**STATED GOAL:**
Extract all records. Keep each one exact.
[start of RECORD SET]
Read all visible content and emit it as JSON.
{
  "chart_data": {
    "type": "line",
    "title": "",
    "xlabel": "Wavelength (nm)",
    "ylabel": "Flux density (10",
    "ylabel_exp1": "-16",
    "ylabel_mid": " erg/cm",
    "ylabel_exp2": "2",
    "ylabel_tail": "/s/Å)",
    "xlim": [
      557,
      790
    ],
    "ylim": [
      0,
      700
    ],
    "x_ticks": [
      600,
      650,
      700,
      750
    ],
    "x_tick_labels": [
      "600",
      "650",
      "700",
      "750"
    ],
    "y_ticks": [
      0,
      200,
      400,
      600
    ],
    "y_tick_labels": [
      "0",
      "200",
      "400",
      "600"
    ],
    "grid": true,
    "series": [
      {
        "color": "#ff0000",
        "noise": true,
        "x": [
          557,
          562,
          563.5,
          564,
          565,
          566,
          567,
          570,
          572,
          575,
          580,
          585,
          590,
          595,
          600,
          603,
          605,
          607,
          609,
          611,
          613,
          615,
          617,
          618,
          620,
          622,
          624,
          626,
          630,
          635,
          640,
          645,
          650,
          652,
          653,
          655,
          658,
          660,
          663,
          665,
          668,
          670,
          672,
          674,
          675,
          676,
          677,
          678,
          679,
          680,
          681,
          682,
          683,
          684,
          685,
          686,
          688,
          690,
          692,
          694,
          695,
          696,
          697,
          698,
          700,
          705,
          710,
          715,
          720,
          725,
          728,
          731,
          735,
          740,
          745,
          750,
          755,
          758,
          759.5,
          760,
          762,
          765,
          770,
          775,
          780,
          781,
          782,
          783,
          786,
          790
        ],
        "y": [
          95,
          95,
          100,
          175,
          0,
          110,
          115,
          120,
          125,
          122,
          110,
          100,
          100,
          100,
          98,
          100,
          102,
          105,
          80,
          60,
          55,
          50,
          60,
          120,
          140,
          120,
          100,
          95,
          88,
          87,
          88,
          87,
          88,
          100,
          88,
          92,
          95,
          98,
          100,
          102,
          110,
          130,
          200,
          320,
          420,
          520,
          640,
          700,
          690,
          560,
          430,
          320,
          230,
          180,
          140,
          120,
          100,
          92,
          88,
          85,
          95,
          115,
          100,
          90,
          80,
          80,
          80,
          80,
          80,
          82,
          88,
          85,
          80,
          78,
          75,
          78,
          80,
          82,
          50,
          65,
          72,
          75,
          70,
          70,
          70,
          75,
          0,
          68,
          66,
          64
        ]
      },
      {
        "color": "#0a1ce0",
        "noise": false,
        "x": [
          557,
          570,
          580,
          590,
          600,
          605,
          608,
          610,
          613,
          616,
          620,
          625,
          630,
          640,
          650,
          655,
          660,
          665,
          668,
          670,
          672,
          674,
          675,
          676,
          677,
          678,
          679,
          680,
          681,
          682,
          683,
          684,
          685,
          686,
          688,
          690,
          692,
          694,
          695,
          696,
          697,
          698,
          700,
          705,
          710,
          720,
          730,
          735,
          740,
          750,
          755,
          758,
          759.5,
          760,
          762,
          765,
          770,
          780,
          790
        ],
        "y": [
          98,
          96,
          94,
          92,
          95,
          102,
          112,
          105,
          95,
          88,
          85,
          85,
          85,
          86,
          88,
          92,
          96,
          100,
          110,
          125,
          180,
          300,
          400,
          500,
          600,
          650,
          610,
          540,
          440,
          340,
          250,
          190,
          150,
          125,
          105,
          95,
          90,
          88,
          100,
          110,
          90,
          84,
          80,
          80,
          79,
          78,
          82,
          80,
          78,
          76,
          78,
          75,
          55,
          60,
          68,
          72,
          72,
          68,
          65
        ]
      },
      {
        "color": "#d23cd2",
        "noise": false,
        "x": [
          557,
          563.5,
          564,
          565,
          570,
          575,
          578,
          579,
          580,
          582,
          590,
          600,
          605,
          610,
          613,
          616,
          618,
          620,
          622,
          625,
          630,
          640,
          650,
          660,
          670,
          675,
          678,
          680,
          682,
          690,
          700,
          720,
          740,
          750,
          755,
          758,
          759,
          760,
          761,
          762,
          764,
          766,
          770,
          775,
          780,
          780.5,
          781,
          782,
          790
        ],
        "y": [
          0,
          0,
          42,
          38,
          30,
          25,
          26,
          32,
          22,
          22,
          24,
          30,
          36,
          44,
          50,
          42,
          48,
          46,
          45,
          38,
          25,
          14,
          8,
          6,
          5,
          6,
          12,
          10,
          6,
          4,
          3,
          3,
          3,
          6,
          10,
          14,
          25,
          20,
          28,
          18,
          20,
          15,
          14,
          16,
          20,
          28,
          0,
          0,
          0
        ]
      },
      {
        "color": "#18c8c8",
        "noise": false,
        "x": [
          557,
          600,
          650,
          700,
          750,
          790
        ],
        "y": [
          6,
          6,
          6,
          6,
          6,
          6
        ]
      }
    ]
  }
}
[end of RECORD SET]
**SOLUTION TO THE EXERCISE:**
Read all visible content and emit it as JSON.
{
  "chart_data": {
    "type": "line",
    "title": "",
    "xlabel": "Wavelength (nm)",
    "ylabel": "Flux density (10",
    "ylabel_exp1": "-16",
    "ylabel_mid": " erg/cm",
    "ylabel_exp2": "2",
    "ylabel_tail": "/s/Å)",
    "xlim": [
      557,
      790
    ],
    "ylim": [
      0,
      700
    ],
    "x_ticks": [
      600,
      650,
      700,
      750
    ],
    "x_tick_labels": [
      "600",
      "650",
      "700",
      "750"
    ],
    "y_ticks": [
      0,
      200,
      400,
      600
    ],
    "y_tick_labels": [
      "0",
      "200",
      "400",
      "600"
    ],
    "grid": true,
    "series": [
      {
        "color": "#ff0000",
        "noise": true,
        "x": [
          557,
          562,
          563.5,
          564,
          565,
          566,
          567,
          570,
          572,
          575,
          580,
          585,
          590,
          595,
          600,
          603,
          605,
          607,
          609,
          611,
          613,
          615,
          617,
          618,
          620,
          622,
          624,
          626,
          630,
          635,
          640,
          645,
          650,
          652,
          653,
          655,
          658,
          660,
          663,
          665,
          668,
          670,
          672,
          674,
          675,
          676,
          677,
          678,
          679,
          680,
          681,
          682,
          683,
          684,
          685,
          686,
          688,
          690,
          692,
          694,
          695,
          696,
          697,
          698,
          700,
          705,
          710,
          715,
          720,
          725,
          728,
          731,
          735,
          740,
          745,
          750,
          755,
          758,
          759.5,
          760,
          762,
          765,
          770,
          775,
          780,
          781,
          782,
          783,
          786,
          790
        ],
        "y": [
          95,
          95,
          100,
          175,
          0,
          110,
          115,
          120,
          125,
          122,
          110,
          100,
          100,
          100,
          98,
          100,
          102,
          105,
          80,
          60,
          55,
          50,
          60,
          120,
          140,
          120,
          100,
          95,
          88,
          87,
          88,
          87,
          88,
          100,
          88,
          92,
          95,
          98,
          100,
          102,
          110,
          130,
          200,
          320,
          420,
          520,
          640,
          700,
          690,
          560,
          430,
          320,
          230,
          180,
          140,
          120,
          100,
          92,
          88,
          85,
          95,
          115,
          100,
          90,
          80,
          80,
          80,
          80,
          80,
          82,
          88,
          85,
          80,
          78,
          75,
          78,
          80,
          82,
          50,
          65,
          72,
          75,
          70,
          70,
          70,
          75,
          0,
          68,
          66,
          64
        ]
      },
      {
        "color": "#0a1ce0",
        "noise": false,
        "x": [
          557,
          570,
          580,
          590,
          600,
          605,
          608,
          610,
          613,
          616,
          620,
          625,
          630,
          640,
          650,
          655,
          660,
          665,
          668,
          670,
          672,
          674,
          675,
          676,
          677,
          678,
          679,
          680,
          681,
          682,
          683,
          684,
          685,
          686,
          688,
          690,
          692,
          694,
          695,
          696,
          697,
          698,
          700,
          705,
          710,
          720,
          730,
          735,
          740,
          750,
          755,
          758,
          759.5,
          760,
          762,
          765,
          770,
          780,
          790
        ],
        "y": [
          98,
          96,
          94,
          92,
          95,
          102,
          112,
          105,
          95,
          88,
          85,
          85,
          85,
          86,
          88,
          92,
          96,
          100,
          110,
          125,
          180,
          300,
          400,
          500,
          600,
          650,
          610,
          540,
          440,
          340,
          250,
          190,
          150,
          125,
          105,
          95,
          90,
          88,
          100,
          110,
          90,
          84,
          80,
          80,
          79,
          78,
          82,
          80,
          78,
          76,
          78,
          75,
          55,
          60,
          68,
          72,
          72,
          68,
          65
        ]
      },
      {
        "color": "#d23cd2",
        "noise": false,
        "x": [
          557,
          563.5,
          564,
          565,
          570,
          575,
          578,
          579,
          580,
          582,
          590,
          600,
          605,
          610,
          613,
          616,
          618,
          620,
          622,
          625,
          630,
          640,
          650,
          660,
          670,
          675,
          678,
          680,
          682,
          690,
          700,
          720,
          740,
          750,
          755,
          758,
          759,
          760,
          761,
          762,
          764,
          766,
          770,
          775,
          780,
          780.5,
          781,
          782,
          790
        ],
        "y": [
          0,
          0,
          42,
          38,
          30,
          25,
          26,
          32,
          22,
          22,
          24,
          30,
          36,
          44,
          50,
          42,
          48,
          46,
          45,
          38,
          25,
          14,
          8,
          6,
          5,
          6,
          12,
          10,
          6,
          4,
          3,
          3,
          3,
          6,
          10,
          14,
          25,
          20,
          28,
          18,
          20,
          15,
          14,
          16,
          20,
          28,
          0,
          0,
          0
        ]
      },
      {
        "color": "#18c8c8",
        "noise": false,
        "x": [
          557,
          600,
          650,
          700,
          750,
          790
        ],
        "y": [
          6,
          6,
          6,
          6,
          6,
          6
        ]
      }
    ]
  }
}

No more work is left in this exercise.